RECORD LIST start

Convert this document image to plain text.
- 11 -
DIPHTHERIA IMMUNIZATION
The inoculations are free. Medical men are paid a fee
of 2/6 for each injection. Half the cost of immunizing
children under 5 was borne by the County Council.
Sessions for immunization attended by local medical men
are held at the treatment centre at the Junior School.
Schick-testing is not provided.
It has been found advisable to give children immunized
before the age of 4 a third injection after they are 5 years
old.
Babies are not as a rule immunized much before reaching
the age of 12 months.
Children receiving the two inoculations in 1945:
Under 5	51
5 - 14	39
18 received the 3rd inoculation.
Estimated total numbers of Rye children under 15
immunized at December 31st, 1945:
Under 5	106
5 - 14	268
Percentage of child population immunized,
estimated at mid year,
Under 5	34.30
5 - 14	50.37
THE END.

RECORD LIST end

Retype the listing. Match it exactly.

Convert this document image to plain text.
- 11 -
DIPHTHERIA IMMUNIZATION
The inoculations are free. Medical men are paid a fee
of 2/6 for each injection. Half the cost of immunizing
children under 5 was borne by the County Council.
Sessions for immunization attended by local medical men
are held at the treatment centre at the Junior School.
Schick-testing is not provided.
It has been found advisable to give children immunized
before the age of 4 a third injection after they are 5 years
old.
Babies are not as a rule immunized much before reaching
the age of 12 months.
Children receiving the two inoculations in 1945:
Under 5	51
5 - 14	39
18 received the 3rd inoculation.
Estimated total numbers of Rye children under 15
immunized at December 31st, 1945:
Under 5	106
5 - 14	268
Percentage of child population immunized,
estimated at mid year,
Under 5	34.30
5 - 14	50.37
THE END.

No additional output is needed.